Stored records
════
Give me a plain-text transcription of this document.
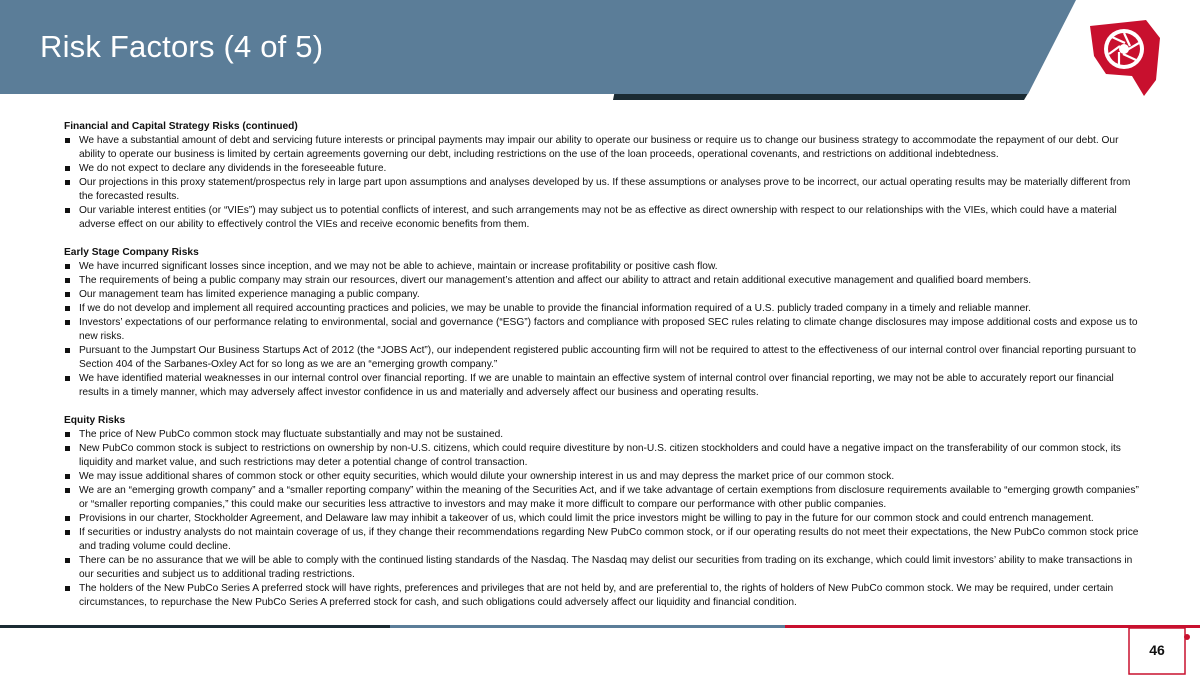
Risk Factors (4 of 5)

Financial and Capital Strategy Risks (continued)

We have a substantial amount of debt and servicing future interests or principal payments may impair our ability to operate our business or require us to change our business strategy to accommodate the repayment of our debt. Our ability to operate our business is limited by certain agreements governing our debt, including restrictions on the use of the loan proceeds, operational covenants, and restrictions on additional indebtedness.
We do not expect to declare any dividends in the foreseeable future.
Our projections in this proxy statement/prospectus rely in large part upon assumptions and analyses developed by us. If these assumptions or analyses prove to be incorrect, our actual operating results may be materially different from the forecasted results.
Our variable interest entities (or “VIEs”) may subject us to potential conflicts of interest, and such arrangements may not be as effective as direct ownership with respect to our relationships with the VIEs, which could have a material adverse effect on our ability to effectively control the VIEs and receive economic benefits from them.

Early Stage Company Risks

We have incurred significant losses since inception, and we may not be able to achieve, maintain or increase profitability or positive cash flow.
The requirements of being a public company may strain our resources, divert our management’s attention and affect our ability to attract and retain additional executive management and qualified board members.
Our management team has limited experience managing a public company.
If we do not develop and implement all required accounting practices and policies, we may be unable to provide the financial information required of a U.S. publicly traded company in a timely and reliable manner.
Investors’ expectations of our performance relating to environmental, social and governance (“ESG”) factors and compliance with proposed SEC rules relating to climate change disclosures may impose additional costs and expose us to new risks.
Pursuant to the Jumpstart Our Business Startups Act of 2012 (the “JOBS Act”), our independent registered public accounting firm will not be required to attest to the effectiveness of our internal control over financial reporting pursuant to Section 404 of the Sarbanes-Oxley Act for so long as we are an “emerging growth company.”
We have identified material weaknesses in our internal control over financial reporting. If we are unable to maintain an effective system of internal control over financial reporting, we may not be able to accurately report our financial results in a timely manner, which may adversely affect investor confidence in us and materially and adversely affect our business and operating results.

Equity Risks

The price of New PubCo common stock may fluctuate substantially and may not be sustained.
New PubCo common stock is subject to restrictions on ownership by non-U.S. citizens, which could require divestiture by non-U.S. citizen stockholders and could have a negative impact on the transferability of our common stock, its liquidity and market value, and such restrictions may deter a potential change of control transaction.
We may issue additional shares of common stock or other equity securities, which would dilute your ownership interest in us and may depress the market price of our common stock.
We are an “emerging growth company” and a “smaller reporting company” within the meaning of the Securities Act, and if we take advantage of certain exemptions from disclosure requirements available to “emerging growth companies” or “smaller reporting companies,” this could make our securities less attractive to investors and may make it more difficult to compare our performance with other public companies.
Provisions in our charter, Stockholder Agreement, and Delaware law may inhibit a takeover of us, which could limit the price investors might be willing to pay in the future for our common stock and could entrench management.
If securities or industry analysts do not maintain coverage of us, if they change their recommendations regarding New PubCo common stock, or if our operating results do not meet their expectations, the New PubCo common stock price and trading volume could decline.
There can be no assurance that we will be able to comply with the continued listing standards of the Nasdaq. The Nasdaq may delist our securities from trading on its exchange, which could limit investors’ ability to make transactions in our securities and subject us to additional trading restrictions.
The holders of the New PubCo Series A preferred stock will have rights, preferences and privileges that are not held by, and are preferential to, the rights of holders of New PubCo common stock. We may be required, under certain circumstances, to repurchase the New PubCo Series A preferred stock for cash, and such obligations could adversely affect our liquidity and financial condition.
46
════
## TASK TO CARRY OUT:
Reproduce the listing above exactly, excluding all pictures.

## RESPONSE FOR THIS EXERCISE:
Give me a plain-text transcription of this document.
Risk Factors (4 of 5)

Financial and Capital Strategy Risks (continued)

We have a substantial amount of debt and servicing future interests or principal payments may impair our ability to operate our business or require us to change our business strategy to accommodate the repayment of our debt. Our ability to operate our business is limited by certain agreements governing our debt, including restrictions on the use of the loan proceeds, operational covenants, and restrictions on additional indebtedness.
We do not expect to declare any dividends in the foreseeable future.
Our projections in this proxy statement/prospectus rely in large part upon assumptions and analyses developed by us. If these assumptions or analyses prove to be incorrect, our actual operating results may be materially different from the forecasted results.
Our variable interest entities (or “VIEs”) may subject us to potential conflicts of interest, and such arrangements may not be as effective as direct ownership with respect to our relationships with the VIEs, which could have a material adverse effect on our ability to effectively control the VIEs and receive economic benefits from them.

Early Stage Company Risks

We have incurred significant losses since inception, and we may not be able to achieve, maintain or increase profitability or positive cash flow.
The requirements of being a public company may strain our resources, divert our management’s attention and affect our ability to attract and retain additional executive management and qualified board members.
Our management team has limited experience managing a public company.
If we do not develop and implement all required accounting practices and policies, we may be unable to provide the financial information required of a U.S. publicly traded company in a timely and reliable manner.
Investors’ expectations of our performance relating to environmental, social and governance (“ESG”) factors and compliance with proposed SEC rules relating to climate change disclosures may impose additional costs and expose us to new risks.
Pursuant to the Jumpstart Our Business Startups Act of 2012 (the “JOBS Act”), our independent registered public accounting firm will not be required to attest to the effectiveness of our internal control over financial reporting pursuant to Section 404 of the Sarbanes-Oxley Act for so long as we are an “emerging growth company.”
We have identified material weaknesses in our internal control over financial reporting. If we are unable to maintain an effective system of internal control over financial reporting, we may not be able to accurately report our financial results in a timely manner, which may adversely affect investor confidence in us and materially and adversely affect our business and operating results.

Equity Risks

The price of New PubCo common stock may fluctuate substantially and may not be sustained.
New PubCo common stock is subject to restrictions on ownership by non-U.S. citizens, which could require divestiture by non-U.S. citizen stockholders and could have a negative impact on the transferability of our common stock, its liquidity and market value, and such restrictions may deter a potential change of control transaction.
We may issue additional shares of common stock or other equity securities, which would dilute your ownership interest in us and may depress the market price of our common stock.
We are an “emerging growth company” and a “smaller reporting company” within the meaning of the Securities Act, and if we take advantage of certain exemptions from disclosure requirements available to “emerging growth companies” or “smaller reporting companies,” this could make our securities less attractive to investors and may make it more difficult to compare our performance with other public companies.
Provisions in our charter, Stockholder Agreement, and Delaware law may inhibit a takeover of us, which could limit the price investors might be willing to pay in the future for our common stock and could entrench management.
If securities or industry analysts do not maintain coverage of us, if they change their recommendations regarding New PubCo common stock, or if our operating results do not meet their expectations, the New PubCo common stock price and trading volume could decline.
There can be no assurance that we will be able to comply with the continued listing standards of the Nasdaq. The Nasdaq may delist our securities from trading on its exchange, which could limit investors’ ability to make transactions in our securities and subject us to additional trading restrictions.
The holders of the New PubCo Series A preferred stock will have rights, preferences and privileges that are not held by, and are preferential to, the rights of holders of New PubCo common stock. We may be required, under certain circumstances, to repurchase the New PubCo Series A preferred stock for cash, and such obligations could adversely affect our liquidity and financial condition.
46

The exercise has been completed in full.